## START Data shown

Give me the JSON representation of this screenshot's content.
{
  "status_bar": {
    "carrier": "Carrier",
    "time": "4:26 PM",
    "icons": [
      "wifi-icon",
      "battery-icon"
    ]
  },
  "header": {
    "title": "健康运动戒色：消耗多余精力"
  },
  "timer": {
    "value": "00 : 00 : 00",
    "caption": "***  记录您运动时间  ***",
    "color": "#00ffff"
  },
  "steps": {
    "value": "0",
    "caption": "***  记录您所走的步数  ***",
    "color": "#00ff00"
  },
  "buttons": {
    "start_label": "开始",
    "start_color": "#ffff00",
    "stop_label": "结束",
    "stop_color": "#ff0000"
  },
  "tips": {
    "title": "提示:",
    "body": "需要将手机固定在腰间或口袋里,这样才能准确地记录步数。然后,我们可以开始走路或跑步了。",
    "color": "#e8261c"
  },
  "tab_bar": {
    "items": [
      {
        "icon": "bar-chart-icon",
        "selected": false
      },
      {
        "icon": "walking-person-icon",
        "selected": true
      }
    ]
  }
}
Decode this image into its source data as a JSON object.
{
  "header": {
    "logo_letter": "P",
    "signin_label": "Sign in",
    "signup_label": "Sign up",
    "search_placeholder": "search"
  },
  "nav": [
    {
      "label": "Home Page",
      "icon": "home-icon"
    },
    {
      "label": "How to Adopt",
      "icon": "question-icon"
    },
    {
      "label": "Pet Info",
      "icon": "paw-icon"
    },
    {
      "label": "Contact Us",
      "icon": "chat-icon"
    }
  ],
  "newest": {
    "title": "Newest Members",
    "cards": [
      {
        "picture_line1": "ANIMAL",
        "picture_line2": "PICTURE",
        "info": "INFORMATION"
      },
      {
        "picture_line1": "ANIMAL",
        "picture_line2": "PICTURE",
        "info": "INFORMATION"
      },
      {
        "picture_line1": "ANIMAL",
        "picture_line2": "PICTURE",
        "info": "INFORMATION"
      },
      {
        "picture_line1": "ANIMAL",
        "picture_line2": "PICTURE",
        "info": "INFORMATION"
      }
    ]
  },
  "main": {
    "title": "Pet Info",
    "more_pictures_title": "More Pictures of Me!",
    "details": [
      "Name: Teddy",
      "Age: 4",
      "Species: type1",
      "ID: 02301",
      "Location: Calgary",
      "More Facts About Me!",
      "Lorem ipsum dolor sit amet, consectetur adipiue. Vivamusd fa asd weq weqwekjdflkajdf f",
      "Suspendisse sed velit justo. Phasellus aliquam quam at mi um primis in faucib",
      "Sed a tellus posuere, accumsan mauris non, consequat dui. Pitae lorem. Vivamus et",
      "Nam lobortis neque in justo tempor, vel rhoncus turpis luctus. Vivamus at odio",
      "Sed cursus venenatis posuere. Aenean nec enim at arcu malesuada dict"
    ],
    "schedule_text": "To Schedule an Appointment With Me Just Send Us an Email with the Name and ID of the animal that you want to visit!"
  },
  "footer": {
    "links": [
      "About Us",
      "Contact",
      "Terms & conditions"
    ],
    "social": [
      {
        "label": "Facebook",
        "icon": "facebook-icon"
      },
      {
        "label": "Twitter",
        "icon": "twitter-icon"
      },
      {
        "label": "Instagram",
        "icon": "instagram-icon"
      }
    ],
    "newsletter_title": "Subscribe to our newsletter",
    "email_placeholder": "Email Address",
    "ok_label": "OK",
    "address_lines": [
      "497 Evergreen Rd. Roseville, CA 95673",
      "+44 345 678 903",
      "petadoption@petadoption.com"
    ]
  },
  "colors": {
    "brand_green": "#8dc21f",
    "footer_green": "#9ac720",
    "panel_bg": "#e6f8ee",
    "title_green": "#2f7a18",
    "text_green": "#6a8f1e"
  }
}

## END Data shown

» Written instruction:
Only the number is wanted: how many lines contain the string "posuere"?

» Worked solution:
2